- Items from a dataset
----------------------------------------

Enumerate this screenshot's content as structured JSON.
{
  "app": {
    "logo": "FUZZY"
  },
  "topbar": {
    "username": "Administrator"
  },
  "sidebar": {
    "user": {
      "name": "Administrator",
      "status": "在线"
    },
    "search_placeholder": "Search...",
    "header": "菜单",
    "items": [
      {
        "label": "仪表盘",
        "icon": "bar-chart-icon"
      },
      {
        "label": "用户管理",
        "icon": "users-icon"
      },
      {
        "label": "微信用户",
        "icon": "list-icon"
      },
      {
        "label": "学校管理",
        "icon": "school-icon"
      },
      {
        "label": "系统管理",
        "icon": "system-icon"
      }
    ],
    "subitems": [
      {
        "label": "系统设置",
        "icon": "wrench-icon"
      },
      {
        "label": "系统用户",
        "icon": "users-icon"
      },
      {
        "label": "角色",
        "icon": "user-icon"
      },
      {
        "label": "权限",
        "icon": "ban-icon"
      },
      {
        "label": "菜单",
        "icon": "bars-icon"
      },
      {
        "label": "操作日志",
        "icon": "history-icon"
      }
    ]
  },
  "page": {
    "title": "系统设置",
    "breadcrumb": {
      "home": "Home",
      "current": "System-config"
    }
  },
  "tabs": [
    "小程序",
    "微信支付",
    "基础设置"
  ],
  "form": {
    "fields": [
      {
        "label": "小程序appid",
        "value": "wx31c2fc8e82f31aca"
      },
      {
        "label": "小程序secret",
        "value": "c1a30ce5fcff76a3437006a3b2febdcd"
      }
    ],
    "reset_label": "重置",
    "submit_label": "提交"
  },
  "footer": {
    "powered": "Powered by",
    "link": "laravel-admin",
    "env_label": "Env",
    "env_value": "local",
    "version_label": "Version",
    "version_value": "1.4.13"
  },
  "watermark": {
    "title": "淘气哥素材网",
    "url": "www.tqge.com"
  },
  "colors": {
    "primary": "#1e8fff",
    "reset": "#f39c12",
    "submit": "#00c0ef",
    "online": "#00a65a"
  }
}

----------------------------------------

- Description of the task
Compute the number of lines above that contain the string "Administrator". Reply with that value only.

- Result of the exercise
2